--- Begin DATASET RECORDS ---
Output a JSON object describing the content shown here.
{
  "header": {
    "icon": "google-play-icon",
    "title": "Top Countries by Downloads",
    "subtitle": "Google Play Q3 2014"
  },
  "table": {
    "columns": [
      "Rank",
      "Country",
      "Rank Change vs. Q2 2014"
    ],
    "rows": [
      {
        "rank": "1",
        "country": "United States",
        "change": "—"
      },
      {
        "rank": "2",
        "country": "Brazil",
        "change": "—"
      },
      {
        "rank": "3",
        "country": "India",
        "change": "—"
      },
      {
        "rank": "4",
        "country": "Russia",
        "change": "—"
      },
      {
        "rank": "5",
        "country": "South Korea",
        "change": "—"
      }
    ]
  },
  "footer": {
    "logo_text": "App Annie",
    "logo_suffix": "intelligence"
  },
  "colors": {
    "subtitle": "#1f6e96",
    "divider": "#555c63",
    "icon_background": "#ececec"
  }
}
--- End DATASET RECORDS ---
* **EXERCISE REQUIREMENTS**: Copy out the whole listing exactly as written.

* **OUTPUT OF THE TASK**:
Output a JSON object describing the content shown here.
{
  "header": {
    "icon": "google-play-icon",
    "title": "Top Countries by Downloads",
    "subtitle": "Google Play Q3 2014"
  },
  "table": {
    "columns": [
      "Rank",
      "Country",
      "Rank Change vs. Q2 2014"
    ],
    "rows": [
      {
        "rank": "1",
        "country": "United States",
        "change": "—"
      },
      {
        "rank": "2",
        "country": "Brazil",
        "change": "—"
      },
      {
        "rank": "3",
        "country": "India",
        "change": "—"
      },
      {
        "rank": "4",
        "country": "Russia",
        "change": "—"
      },
      {
        "rank": "5",
        "country": "South Korea",
        "change": "—"
      }
    ]
  },
  "footer": {
    "logo_text": "App Annie",
    "logo_suffix": "intelligence"
  },
  "colors": {
    "subtitle": "#1f6e96",
    "divider": "#555c63",
    "icon_background": "#ececec"
  }
}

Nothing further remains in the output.